## BEGIN TASK INPUT
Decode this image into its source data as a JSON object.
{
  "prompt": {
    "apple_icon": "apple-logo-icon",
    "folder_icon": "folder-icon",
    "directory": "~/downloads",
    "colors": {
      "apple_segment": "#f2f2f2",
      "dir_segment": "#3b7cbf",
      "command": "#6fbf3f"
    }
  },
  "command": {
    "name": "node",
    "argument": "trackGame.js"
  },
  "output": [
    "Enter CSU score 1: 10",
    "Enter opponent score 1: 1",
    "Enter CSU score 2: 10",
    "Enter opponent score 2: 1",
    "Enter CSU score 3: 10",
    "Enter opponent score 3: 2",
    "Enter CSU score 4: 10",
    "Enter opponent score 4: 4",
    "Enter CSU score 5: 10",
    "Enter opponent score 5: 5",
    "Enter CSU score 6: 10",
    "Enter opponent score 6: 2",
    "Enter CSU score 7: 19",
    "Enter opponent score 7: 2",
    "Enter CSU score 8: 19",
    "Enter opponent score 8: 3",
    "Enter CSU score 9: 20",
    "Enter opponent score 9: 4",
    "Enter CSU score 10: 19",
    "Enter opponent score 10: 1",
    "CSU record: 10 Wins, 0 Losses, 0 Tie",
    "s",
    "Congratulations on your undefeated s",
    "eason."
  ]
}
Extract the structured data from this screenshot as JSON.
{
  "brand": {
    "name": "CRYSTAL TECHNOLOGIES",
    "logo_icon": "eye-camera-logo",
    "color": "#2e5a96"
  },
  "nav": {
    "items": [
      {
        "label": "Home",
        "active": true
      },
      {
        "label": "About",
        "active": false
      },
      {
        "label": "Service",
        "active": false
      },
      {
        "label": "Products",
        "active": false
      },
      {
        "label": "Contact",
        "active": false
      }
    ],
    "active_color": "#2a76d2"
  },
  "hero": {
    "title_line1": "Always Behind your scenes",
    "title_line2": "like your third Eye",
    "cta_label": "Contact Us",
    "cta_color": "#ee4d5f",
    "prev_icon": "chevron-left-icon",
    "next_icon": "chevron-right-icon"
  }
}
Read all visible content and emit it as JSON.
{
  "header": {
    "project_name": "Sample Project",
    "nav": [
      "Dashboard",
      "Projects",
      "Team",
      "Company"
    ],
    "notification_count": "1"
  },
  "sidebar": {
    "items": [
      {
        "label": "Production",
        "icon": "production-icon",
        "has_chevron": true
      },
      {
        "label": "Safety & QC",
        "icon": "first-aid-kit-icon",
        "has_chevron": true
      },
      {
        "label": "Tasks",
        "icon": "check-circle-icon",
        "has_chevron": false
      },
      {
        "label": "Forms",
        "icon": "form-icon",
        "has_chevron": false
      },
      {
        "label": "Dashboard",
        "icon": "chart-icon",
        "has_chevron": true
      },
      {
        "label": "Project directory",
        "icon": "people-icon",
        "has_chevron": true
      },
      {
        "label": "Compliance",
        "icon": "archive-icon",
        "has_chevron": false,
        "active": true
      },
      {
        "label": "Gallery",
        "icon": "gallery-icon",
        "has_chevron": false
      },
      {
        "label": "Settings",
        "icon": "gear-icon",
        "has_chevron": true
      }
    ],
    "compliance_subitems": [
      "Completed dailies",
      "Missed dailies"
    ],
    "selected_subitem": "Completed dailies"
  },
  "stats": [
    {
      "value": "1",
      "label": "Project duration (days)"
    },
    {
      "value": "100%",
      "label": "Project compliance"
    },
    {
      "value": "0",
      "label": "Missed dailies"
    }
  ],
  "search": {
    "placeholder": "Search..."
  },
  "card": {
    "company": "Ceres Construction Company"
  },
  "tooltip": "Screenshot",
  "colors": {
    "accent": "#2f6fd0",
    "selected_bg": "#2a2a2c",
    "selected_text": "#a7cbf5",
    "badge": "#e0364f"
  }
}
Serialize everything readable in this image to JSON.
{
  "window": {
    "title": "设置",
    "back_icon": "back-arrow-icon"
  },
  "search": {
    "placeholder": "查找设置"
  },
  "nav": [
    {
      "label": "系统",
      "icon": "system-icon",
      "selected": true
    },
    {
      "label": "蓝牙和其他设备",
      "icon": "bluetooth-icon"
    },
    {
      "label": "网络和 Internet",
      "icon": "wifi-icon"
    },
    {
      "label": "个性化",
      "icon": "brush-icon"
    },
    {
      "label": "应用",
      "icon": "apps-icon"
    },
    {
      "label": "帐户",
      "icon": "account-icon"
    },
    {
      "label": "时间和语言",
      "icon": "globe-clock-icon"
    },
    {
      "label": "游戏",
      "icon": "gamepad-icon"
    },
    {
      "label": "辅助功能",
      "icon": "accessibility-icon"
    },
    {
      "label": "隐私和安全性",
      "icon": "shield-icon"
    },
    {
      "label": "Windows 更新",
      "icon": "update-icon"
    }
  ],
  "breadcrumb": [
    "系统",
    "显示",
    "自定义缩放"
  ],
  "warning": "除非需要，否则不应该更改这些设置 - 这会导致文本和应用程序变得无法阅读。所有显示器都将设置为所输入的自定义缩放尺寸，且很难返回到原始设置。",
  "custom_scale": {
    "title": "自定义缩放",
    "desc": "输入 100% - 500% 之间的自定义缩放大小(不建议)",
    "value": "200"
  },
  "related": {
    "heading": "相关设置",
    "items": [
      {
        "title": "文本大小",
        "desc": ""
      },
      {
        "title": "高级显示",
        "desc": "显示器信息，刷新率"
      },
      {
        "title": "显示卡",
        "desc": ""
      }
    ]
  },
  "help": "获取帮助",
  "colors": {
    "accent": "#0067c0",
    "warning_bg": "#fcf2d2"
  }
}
## END TASK INPUT
SET TASK
Repeat all the entries word for word.

PROBLEM SOLUTION
Decode this image into its source data as a JSON object.
{
  "prompt": {
    "apple_icon": "apple-logo-icon",
    "folder_icon": "folder-icon",
    "directory": "~/downloads",
    "colors": {
      "apple_segment": "#f2f2f2",
      "dir_segment": "#3b7cbf",
      "command": "#6fbf3f"
    }
  },
  "command": {
    "name": "node",
    "argument": "trackGame.js"
  },
  "output": [
    "Enter CSU score 1: 10",
    "Enter opponent score 1: 1",
    "Enter CSU score 2: 10",
    "Enter opponent score 2: 1",
    "Enter CSU score 3: 10",
    "Enter opponent score 3: 2",
    "Enter CSU score 4: 10",
    "Enter opponent score 4: 4",
    "Enter CSU score 5: 10",
    "Enter opponent score 5: 5",
    "Enter CSU score 6: 10",
    "Enter opponent score 6: 2",
    "Enter CSU score 7: 19",
    "Enter opponent score 7: 2",
    "Enter CSU score 8: 19",
    "Enter opponent score 8: 3",
    "Enter CSU score 9: 20",
    "Enter opponent score 9: 4",
    "Enter CSU score 10: 19",
    "Enter opponent score 10: 1",
    "CSU record: 10 Wins, 0 Losses, 0 Tie",
    "s",
    "Congratulations on your undefeated s",
    "eason."
  ]
}
Extract the structured data from this screenshot as JSON.
{
  "brand": {
    "name": "CRYSTAL TECHNOLOGIES",
    "logo_icon": "eye-camera-logo",
    "color": "#2e5a96"
  },
  "nav": {
    "items": [
      {
        "label": "Home",
        "active": true
      },
      {
        "label": "About",
        "active": false
      },
      {
        "label": "Service",
        "active": false
      },
      {
        "label": "Products",
        "active": false
      },
      {
        "label": "Contact",
        "active": false
      }
    ],
    "active_color": "#2a76d2"
  },
  "hero": {
    "title_line1": "Always Behind your scenes",
    "title_line2": "like your third Eye",
    "cta_label": "Contact Us",
    "cta_color": "#ee4d5f",
    "prev_icon": "chevron-left-icon",
    "next_icon": "chevron-right-icon"
  }
}
Read all visible content and emit it as JSON.
{
  "header": {
    "project_name": "Sample Project",
    "nav": [
      "Dashboard",
      "Projects",
      "Team",
      "Company"
    ],
    "notification_count": "1"
  },
  "sidebar": {
    "items": [
      {
        "label": "Production",
        "icon": "production-icon",
        "has_chevron": true
      },
      {
        "label": "Safety & QC",
        "icon": "first-aid-kit-icon",
        "has_chevron": true
      },
      {
        "label": "Tasks",
        "icon": "check-circle-icon",
        "has_chevron": false
      },
      {
        "label": "Forms",
        "icon": "form-icon",
        "has_chevron": false
      },
      {
        "label": "Dashboard",
        "icon": "chart-icon",
        "has_chevron": true
      },
      {
        "label": "Project directory",
        "icon": "people-icon",
        "has_chevron": true
      },
      {
        "label": "Compliance",
        "icon": "archive-icon",
        "has_chevron": false,
        "active": true
      },
      {
        "label": "Gallery",
        "icon": "gallery-icon",
        "has_chevron": false
      },
      {
        "label": "Settings",
        "icon": "gear-icon",
        "has_chevron": true
      }
    ],
    "compliance_subitems": [
      "Completed dailies",
      "Missed dailies"
    ],
    "selected_subitem": "Completed dailies"
  },
  "stats": [
    {
      "value": "1",
      "label": "Project duration (days)"
    },
    {
      "value": "100%",
      "label": "Project compliance"
    },
    {
      "value": "0",
      "label": "Missed dailies"
    }
  ],
  "search": {
    "placeholder": "Search..."
  },
  "card": {
    "company": "Ceres Construction Company"
  },
  "tooltip": "Screenshot",
  "colors": {
    "accent": "#2f6fd0",
    "selected_bg": "#2a2a2c",
    "selected_text": "#a7cbf5",
    "badge": "#e0364f"
  }
}
Serialize everything readable in this image to JSON.
{
  "window": {
    "title": "设置",
    "back_icon": "back-arrow-icon"
  },
  "search": {
    "placeholder": "查找设置"
  },
  "nav": [
    {
      "label": "系统",
      "icon": "system-icon",
      "selected": true
    },
    {
      "label": "蓝牙和其他设备",
      "icon": "bluetooth-icon"
    },
    {
      "label": "网络和 Internet",
      "icon": "wifi-icon"
    },
    {
      "label": "个性化",
      "icon": "brush-icon"
    },
    {
      "label": "应用",
      "icon": "apps-icon"
    },
    {
      "label": "帐户",
      "icon": "account-icon"
    },
    {
      "label": "时间和语言",
      "icon": "globe-clock-icon"
    },
    {
      "label": "游戏",
      "icon": "gamepad-icon"
    },
    {
      "label": "辅助功能",
      "icon": "accessibility-icon"
    },
    {
      "label": "隐私和安全性",
      "icon": "shield-icon"
    },
    {
      "label": "Windows 更新",
      "icon": "update-icon"
    }
  ],
  "breadcrumb": [
    "系统",
    "显示",
    "自定义缩放"
  ],
  "warning": "除非需要，否则不应该更改这些设置 - 这会导致文本和应用程序变得无法阅读。所有显示器都将设置为所输入的自定义缩放尺寸，且很难返回到原始设置。",
  "custom_scale": {
    "title": "自定义缩放",
    "desc": "输入 100% - 500% 之间的自定义缩放大小(不建议)",
    "value": "200"
  },
  "related": {
    "heading": "相关设置",
    "items": [
      {
        "title": "文本大小",
        "desc": ""
      },
      {
        "title": "高级显示",
        "desc": "显示器信息，刷新率"
      },
      {
        "title": "显示卡",
        "desc": ""
      }
    ]
  },
  "help": "获取帮助",
  "colors": {
    "accent": "#0067c0",
    "warning_bg": "#fcf2d2"
  }
}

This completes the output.